MATERIAL FOR THIS EXERCISE:
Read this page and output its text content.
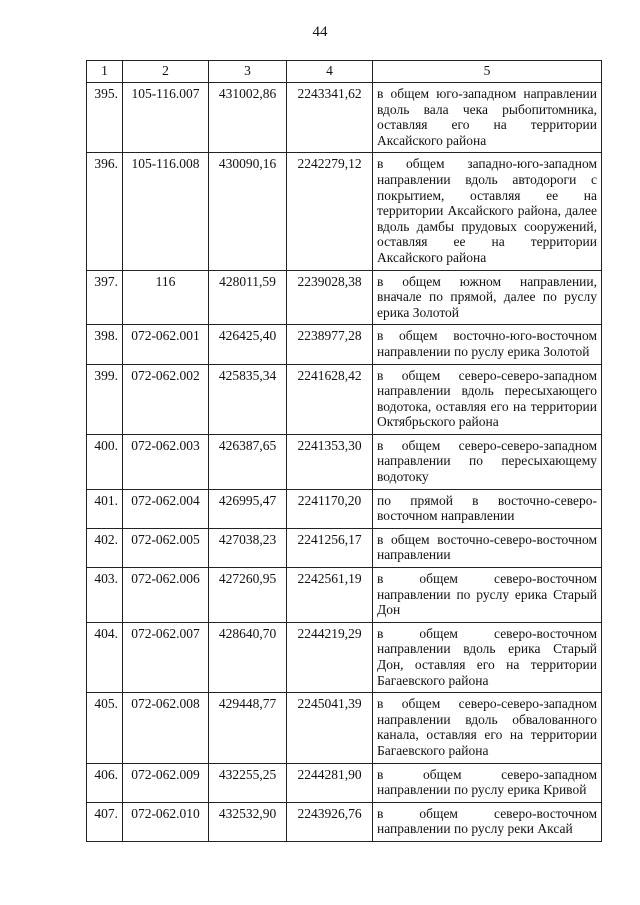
44
1	2	3	4	5
395.	105-116.007	431002,86	2243341,62	в общем юго-западном направлении вдоль вала чека рыбопитомника, оставляя его на территории Аксайского района
396.	105-116.008	430090,16	2242279,12	в общем западно-юго-западном направлении вдоль автодороги с покрытием, оставляя ее на территории Аксайского района, далее вдоль дамбы прудовых сооружений, оставляя ее на территории Аксайского района
397.	116	428011,59	2239028,38	в общем южном направлении, вначале по прямой, далее по руслу ерика Золотой
398.	072-062.001	426425,40	2238977,28	в общем восточно-юго-восточном направлении по руслу ерика Золотой
399.	072-062.002	425835,34	2241628,42	в общем северо-северо-западном направлении вдоль пересыхающего водотока, оставляя его на территории Октябрьского района
400.	072-062.003	426387,65	2241353,30	в общем северо-северо-западном направлении по пересыхающему водотоку
401.	072-062.004	426995,47	2241170,20	по прямой в восточно-северо-восточном направлении
402.	072-062.005	427038,23	2241256,17	в общем восточно-северо-восточном направлении
403.	072-062.006	427260,95	2242561,19	в общем северо-восточном направлении по руслу ерика Старый Дон
404.	072-062.007	428640,70	2244219,29	в общем северо-восточном направлении вдоль ерика Старый Дон, оставляя его на территории Багаевского района
405.	072-062.008	429448,77	2245041,39	в общем северо-северо-западном направлении вдоль обвалованного канала, оставляя его на территории Багаевского района
406.	072-062.009	432255,25	2244281,90	в общем северо-западном направлении по руслу ерика Кривой
407.	072-062.010	432532,90	2243926,76	в общем северо-восточном направлении по руслу реки Аксай
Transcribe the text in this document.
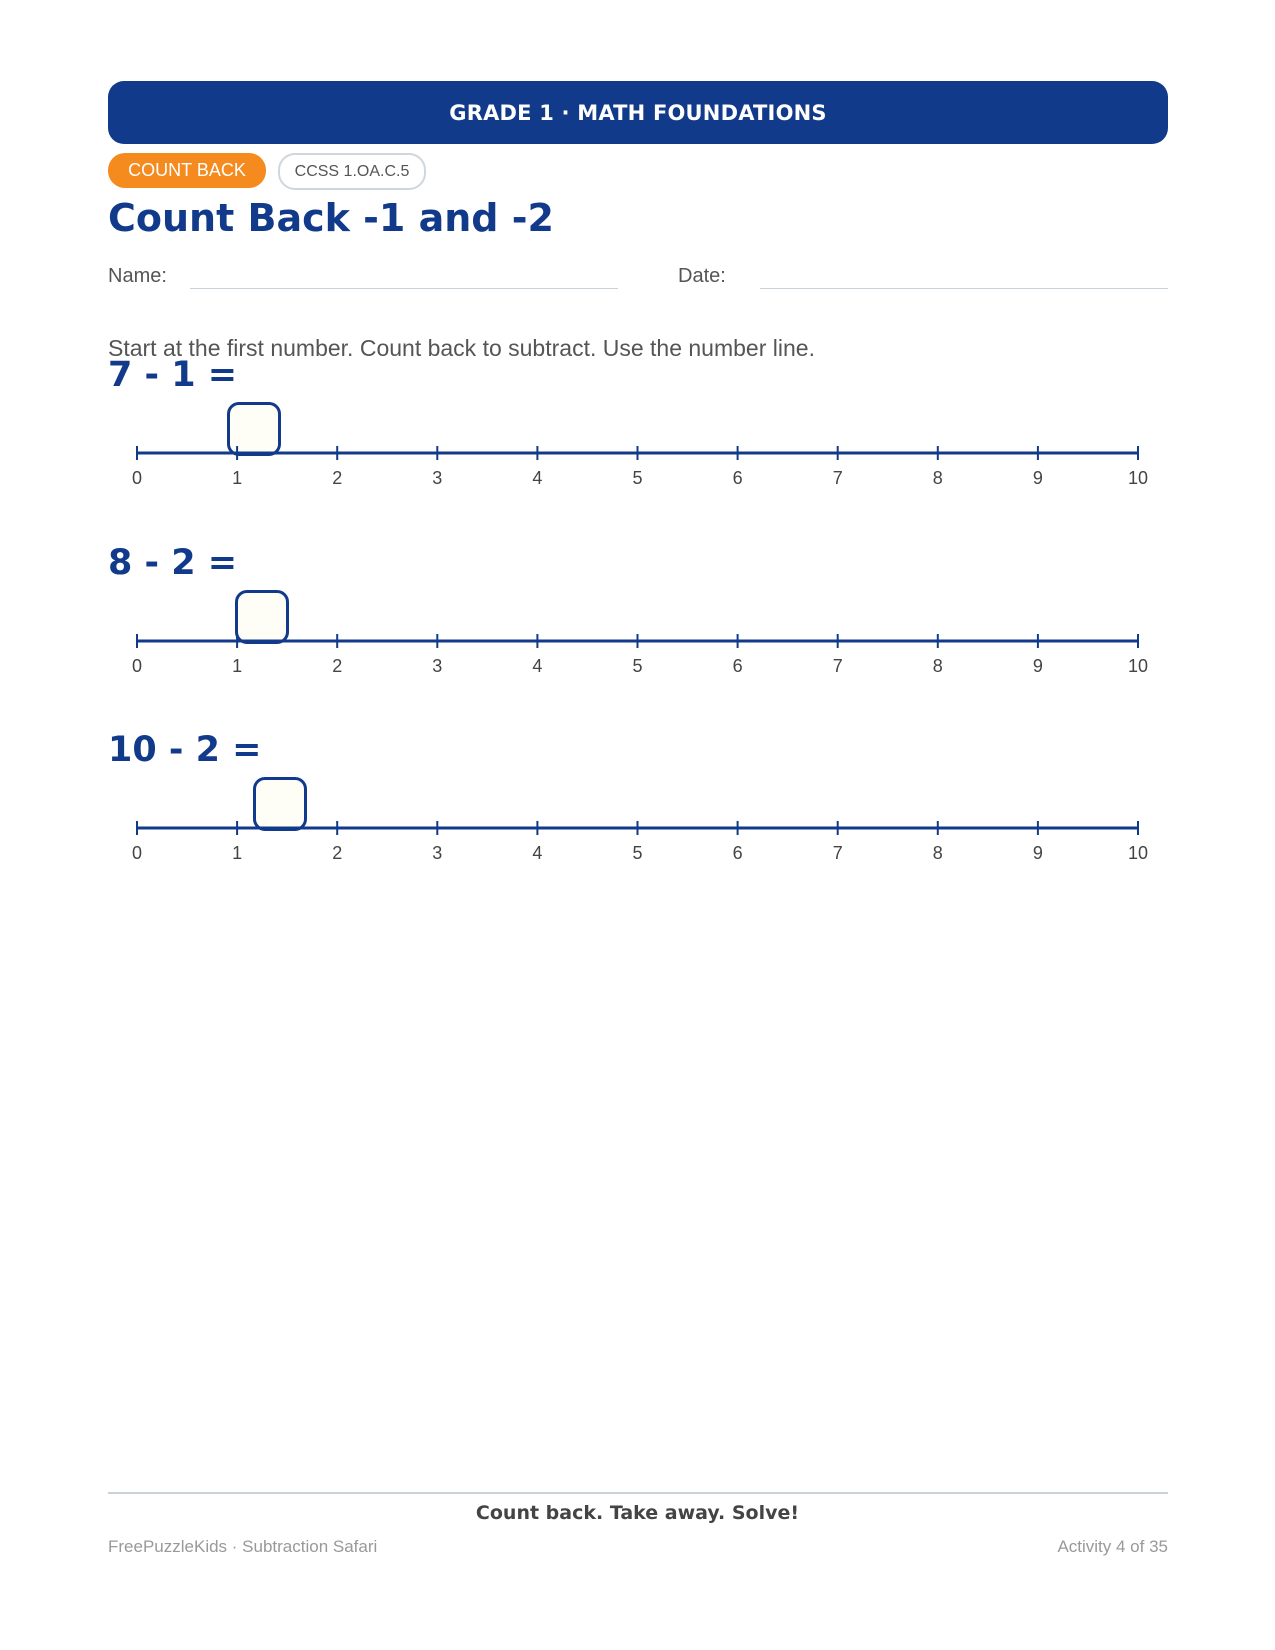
GRADE 1 · MATH FOUNDATIONS
COUNT BACK	CCSS 1.OA.C.5
Count Back -1 and -2
Name:	Date:
Start at the first number. Count back to subtract. Use the number line.
7 - 1 =
0	1	2	3	4	5	6	7	8	9	10
8 - 2 =
0	1	2	3	4	5	6	7	8	9	10
10 - 2 =
0	1	2	3	4	5	6	7	8	9	10
Count back. Take away. Solve!
FreePuzzleKids · Subtraction Safari	Activity 4 of 35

PROBLEM STATEMENT: Repeat every record precisely. Any picture among them stays out of the copy.

ANSWER TO THIS EXERCISE:
Read this page and output its text content.
44
1	2	3	4	5
395.	105-116.007	431002,86	2243341,62	в общем юго-западном направлении вдоль вала чека рыбопитомника, оставляя его на территории Аксайского района
396.	105-116.008	430090,16	2242279,12	в общем западно-юго-западном направлении вдоль автодороги с покрытием, оставляя ее на территории Аксайского района, далее вдоль дамбы прудовых сооружений, оставляя ее на территории Аксайского района
397.	116	428011,59	2239028,38	в общем южном направлении, вначале по прямой, далее по руслу ерика Золотой
398.	072-062.001	426425,40	2238977,28	в общем восточно-юго-восточном направлении по руслу ерика Золотой
399.	072-062.002	425835,34	2241628,42	в общем северо-северо-западном направлении вдоль пересыхающего водотока, оставляя его на территории Октябрьского района
400.	072-062.003	426387,65	2241353,30	в общем северо-северо-западном направлении по пересыхающему водотоку
401.	072-062.004	426995,47	2241170,20	по прямой в восточно-северо-восточном направлении
402.	072-062.005	427038,23	2241256,17	в общем восточно-северо-восточном направлении
403.	072-062.006	427260,95	2242561,19	в общем северо-восточном направлении по руслу ерика Старый Дон
404.	072-062.007	428640,70	2244219,29	в общем северо-восточном направлении вдоль ерика Старый Дон, оставляя его на территории Багаевского района
405.	072-062.008	429448,77	2245041,39	в общем северо-северо-западном направлении вдоль обвалованного канала, оставляя его на территории Багаевского района
406.	072-062.009	432255,25	2244281,90	в общем северо-западном направлении по руслу ерика Кривой
407.	072-062.010	432532,90	2243926,76	в общем северо-восточном направлении по руслу реки Аксай
Transcribe the text in this document.
GRADE 1 · MATH FOUNDATIONS
COUNT BACK	CCSS 1.OA.C.5
Count Back -1 and -2
Name:	Date:
Start at the first number. Count back to subtract. Use the number line.
7 - 1 =
0	1	2	3	4	5	6	7	8	9	10
8 - 2 =
0	1	2	3	4	5	6	7	8	9	10
10 - 2 =
0	1	2	3	4	5	6	7	8	9	10
Count back. Take away. Solve!
FreePuzzleKids · Subtraction Safari	Activity 4 of 35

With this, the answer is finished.